[EXERCISE DIRECTIONS] Find the string "Headlights" and gather every line that holds it.
'''
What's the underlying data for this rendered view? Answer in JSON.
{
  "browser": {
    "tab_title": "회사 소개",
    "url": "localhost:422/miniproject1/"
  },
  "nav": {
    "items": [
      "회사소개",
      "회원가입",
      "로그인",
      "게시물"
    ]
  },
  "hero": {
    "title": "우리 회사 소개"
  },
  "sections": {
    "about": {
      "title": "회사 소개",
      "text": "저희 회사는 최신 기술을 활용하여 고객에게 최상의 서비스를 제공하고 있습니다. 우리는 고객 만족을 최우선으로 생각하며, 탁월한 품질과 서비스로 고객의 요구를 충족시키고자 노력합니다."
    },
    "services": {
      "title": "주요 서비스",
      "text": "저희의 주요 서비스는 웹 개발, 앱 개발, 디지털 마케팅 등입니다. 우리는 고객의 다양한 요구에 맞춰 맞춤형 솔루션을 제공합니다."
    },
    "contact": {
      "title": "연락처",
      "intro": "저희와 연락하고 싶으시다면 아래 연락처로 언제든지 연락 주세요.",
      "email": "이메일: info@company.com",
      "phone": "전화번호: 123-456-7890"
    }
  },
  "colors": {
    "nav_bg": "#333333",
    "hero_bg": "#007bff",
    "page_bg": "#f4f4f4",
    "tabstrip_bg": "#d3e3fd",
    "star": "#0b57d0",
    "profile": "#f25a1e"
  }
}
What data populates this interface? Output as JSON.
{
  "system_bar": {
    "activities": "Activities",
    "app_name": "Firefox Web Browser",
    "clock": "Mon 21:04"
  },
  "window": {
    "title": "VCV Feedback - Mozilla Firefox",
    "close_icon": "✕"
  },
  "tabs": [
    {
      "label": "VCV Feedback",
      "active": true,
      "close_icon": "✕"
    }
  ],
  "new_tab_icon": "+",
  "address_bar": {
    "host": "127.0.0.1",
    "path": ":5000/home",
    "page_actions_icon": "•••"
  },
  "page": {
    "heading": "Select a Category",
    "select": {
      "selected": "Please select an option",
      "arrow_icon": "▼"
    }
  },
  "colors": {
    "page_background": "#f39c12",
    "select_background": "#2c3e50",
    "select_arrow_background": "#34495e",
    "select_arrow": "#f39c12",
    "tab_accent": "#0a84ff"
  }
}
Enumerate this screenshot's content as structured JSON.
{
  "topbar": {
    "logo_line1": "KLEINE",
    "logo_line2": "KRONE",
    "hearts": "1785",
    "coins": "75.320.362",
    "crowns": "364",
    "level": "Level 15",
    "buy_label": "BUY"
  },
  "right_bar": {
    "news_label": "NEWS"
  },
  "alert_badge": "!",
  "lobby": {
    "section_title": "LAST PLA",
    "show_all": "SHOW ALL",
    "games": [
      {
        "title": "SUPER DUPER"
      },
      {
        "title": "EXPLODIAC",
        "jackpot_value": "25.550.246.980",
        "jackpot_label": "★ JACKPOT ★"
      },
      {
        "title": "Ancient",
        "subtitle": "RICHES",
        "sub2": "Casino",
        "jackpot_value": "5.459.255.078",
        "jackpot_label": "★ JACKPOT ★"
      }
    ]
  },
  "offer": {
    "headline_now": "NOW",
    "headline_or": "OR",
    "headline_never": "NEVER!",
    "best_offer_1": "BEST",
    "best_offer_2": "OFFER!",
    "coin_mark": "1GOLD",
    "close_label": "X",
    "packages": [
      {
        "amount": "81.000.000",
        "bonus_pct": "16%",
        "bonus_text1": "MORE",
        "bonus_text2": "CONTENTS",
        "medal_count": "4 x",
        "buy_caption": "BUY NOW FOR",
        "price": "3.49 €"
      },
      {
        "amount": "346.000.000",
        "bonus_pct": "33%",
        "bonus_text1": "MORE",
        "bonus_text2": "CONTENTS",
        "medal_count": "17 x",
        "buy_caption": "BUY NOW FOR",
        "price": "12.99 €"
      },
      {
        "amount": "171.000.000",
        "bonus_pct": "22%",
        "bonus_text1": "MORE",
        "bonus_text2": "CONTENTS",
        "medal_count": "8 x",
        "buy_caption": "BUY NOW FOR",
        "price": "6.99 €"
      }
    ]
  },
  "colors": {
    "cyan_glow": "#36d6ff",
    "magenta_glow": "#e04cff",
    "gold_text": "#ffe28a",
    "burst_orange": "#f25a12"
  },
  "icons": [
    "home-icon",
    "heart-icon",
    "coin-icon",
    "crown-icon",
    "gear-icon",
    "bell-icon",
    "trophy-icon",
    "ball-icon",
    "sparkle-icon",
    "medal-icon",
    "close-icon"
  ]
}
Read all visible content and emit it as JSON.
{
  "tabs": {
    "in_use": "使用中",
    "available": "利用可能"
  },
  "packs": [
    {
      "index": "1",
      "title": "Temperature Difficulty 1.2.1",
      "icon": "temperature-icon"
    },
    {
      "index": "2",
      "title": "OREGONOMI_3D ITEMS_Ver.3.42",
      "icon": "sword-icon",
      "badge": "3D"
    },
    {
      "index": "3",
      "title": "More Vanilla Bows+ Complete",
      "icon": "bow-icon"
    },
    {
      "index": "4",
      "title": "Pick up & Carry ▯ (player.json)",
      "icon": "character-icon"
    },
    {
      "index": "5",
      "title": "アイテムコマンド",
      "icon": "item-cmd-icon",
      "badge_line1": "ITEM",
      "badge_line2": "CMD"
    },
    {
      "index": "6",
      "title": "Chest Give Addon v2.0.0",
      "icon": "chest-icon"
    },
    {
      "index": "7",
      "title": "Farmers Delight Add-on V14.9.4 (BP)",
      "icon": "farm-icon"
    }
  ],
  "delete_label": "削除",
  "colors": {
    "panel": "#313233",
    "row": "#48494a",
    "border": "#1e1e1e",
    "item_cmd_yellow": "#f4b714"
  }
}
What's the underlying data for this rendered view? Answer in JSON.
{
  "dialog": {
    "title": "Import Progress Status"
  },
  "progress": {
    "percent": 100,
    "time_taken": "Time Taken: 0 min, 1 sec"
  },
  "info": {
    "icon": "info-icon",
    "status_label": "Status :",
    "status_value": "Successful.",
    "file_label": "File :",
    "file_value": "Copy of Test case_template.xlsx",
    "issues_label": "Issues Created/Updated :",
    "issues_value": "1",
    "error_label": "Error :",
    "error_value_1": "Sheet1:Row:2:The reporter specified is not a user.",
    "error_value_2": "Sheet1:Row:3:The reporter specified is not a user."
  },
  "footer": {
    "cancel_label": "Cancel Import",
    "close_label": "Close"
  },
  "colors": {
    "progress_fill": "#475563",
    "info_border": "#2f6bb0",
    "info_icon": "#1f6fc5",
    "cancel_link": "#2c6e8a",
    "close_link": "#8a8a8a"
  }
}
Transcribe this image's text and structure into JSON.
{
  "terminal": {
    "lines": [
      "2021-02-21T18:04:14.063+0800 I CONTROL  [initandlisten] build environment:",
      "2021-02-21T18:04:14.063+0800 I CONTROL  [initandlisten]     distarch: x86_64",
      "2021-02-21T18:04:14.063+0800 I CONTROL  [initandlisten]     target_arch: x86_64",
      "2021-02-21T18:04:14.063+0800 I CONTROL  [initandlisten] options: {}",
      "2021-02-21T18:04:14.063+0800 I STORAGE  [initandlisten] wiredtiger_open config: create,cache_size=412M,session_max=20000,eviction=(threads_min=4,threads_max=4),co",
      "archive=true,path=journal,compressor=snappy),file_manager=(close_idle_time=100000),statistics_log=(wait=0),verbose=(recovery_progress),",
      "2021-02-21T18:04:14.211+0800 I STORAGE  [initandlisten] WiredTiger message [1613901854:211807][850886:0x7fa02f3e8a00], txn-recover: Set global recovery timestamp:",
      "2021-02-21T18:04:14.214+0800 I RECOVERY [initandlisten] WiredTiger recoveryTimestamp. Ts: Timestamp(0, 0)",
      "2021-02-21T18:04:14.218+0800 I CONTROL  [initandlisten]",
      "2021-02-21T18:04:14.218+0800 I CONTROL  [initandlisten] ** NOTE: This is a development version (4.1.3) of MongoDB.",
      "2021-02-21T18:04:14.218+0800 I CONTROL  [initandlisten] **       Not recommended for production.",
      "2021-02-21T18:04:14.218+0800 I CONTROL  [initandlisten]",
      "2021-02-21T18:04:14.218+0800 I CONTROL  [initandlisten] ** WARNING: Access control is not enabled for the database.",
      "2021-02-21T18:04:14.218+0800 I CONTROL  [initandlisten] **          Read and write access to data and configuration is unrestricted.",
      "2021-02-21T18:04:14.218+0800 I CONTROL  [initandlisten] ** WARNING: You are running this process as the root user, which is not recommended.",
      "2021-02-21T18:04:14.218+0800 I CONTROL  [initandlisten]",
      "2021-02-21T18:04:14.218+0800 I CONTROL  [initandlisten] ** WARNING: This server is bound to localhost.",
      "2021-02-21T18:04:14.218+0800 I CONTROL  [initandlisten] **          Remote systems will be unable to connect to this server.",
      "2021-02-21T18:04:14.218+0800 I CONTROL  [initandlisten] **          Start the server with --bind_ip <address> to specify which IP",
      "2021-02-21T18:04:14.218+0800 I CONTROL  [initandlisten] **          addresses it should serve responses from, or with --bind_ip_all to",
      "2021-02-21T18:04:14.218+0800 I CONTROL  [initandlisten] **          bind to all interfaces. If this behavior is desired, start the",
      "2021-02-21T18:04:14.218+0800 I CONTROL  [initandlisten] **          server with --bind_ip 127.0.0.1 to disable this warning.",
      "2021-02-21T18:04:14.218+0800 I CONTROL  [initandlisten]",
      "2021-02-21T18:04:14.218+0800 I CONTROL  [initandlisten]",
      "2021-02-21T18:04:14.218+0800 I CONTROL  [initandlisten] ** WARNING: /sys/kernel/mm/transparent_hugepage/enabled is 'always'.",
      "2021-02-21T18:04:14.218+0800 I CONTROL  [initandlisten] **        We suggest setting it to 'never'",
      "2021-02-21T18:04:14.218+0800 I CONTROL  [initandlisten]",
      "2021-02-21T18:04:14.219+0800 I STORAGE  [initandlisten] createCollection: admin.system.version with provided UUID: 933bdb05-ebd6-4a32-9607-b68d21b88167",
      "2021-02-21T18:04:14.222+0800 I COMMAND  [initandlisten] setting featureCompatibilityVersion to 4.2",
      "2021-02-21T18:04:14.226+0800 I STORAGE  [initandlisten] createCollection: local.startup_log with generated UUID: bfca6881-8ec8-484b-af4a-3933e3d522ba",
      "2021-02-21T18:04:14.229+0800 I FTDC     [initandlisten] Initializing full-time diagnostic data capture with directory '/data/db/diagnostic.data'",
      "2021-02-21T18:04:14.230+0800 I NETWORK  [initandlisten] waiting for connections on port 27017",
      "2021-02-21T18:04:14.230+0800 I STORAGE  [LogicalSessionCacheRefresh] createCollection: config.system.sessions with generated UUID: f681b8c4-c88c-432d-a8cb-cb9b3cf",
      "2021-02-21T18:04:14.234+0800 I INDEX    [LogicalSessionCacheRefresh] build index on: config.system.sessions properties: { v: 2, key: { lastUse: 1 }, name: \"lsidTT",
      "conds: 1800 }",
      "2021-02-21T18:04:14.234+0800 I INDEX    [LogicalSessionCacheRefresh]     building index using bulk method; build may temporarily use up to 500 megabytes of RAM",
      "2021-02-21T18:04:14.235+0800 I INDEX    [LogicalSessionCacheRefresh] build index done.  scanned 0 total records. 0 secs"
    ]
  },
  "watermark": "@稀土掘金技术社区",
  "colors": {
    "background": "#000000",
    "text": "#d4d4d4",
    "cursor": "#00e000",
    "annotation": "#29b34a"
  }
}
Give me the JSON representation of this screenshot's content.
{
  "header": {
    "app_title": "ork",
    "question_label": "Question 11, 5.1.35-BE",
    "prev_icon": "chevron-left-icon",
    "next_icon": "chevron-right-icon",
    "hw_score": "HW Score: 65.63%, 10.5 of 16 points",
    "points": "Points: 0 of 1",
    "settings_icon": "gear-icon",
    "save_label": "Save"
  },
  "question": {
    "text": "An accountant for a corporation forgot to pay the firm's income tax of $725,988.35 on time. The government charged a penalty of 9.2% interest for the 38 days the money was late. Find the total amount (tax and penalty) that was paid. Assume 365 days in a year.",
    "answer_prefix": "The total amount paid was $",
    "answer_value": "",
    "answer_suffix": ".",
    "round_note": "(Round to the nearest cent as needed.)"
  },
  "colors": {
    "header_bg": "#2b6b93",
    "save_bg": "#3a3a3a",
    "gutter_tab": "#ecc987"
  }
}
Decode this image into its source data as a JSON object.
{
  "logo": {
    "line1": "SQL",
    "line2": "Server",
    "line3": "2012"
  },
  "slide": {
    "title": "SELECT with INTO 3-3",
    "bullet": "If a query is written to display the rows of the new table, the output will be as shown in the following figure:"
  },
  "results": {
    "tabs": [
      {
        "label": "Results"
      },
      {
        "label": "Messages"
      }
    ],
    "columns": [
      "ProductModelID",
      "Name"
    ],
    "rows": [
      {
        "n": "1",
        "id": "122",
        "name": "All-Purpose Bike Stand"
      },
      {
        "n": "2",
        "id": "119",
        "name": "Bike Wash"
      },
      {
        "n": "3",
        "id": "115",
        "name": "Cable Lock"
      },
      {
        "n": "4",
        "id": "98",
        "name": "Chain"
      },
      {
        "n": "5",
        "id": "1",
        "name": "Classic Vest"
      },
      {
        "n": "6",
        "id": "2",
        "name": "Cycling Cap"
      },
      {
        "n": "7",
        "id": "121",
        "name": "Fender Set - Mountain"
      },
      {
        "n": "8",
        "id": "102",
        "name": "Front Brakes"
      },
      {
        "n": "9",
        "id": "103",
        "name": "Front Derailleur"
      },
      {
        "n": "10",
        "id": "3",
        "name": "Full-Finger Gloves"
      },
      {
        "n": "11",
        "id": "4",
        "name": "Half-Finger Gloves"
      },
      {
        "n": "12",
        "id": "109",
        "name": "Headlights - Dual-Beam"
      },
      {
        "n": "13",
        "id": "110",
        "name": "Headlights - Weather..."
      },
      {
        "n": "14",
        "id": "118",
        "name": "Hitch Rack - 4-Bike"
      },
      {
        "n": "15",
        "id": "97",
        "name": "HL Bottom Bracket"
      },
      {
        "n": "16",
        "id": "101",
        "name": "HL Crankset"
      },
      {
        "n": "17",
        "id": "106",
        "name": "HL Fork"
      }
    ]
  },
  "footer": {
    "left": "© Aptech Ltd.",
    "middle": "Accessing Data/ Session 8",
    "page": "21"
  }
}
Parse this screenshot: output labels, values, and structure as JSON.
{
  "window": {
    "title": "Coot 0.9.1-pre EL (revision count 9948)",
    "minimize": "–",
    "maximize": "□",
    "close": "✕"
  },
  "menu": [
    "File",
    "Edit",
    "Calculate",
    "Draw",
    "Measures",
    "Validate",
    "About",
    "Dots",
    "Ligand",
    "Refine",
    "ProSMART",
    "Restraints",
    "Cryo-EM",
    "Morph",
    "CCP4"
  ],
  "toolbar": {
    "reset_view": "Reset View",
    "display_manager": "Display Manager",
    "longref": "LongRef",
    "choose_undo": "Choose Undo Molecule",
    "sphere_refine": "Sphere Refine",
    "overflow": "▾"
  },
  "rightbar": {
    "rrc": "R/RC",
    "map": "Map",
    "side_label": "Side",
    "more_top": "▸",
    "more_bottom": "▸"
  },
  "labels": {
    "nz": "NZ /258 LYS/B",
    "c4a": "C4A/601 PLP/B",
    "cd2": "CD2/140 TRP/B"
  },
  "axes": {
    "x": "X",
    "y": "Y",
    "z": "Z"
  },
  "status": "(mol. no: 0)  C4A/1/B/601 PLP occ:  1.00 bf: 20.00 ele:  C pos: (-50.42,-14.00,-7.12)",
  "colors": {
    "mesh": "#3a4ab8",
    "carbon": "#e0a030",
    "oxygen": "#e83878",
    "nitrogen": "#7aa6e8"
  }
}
'''
[RESULT OF THIS EXERCISE]
        "name": "Headlights - Dual-Beam"
        "name": "Headlights - Weather..."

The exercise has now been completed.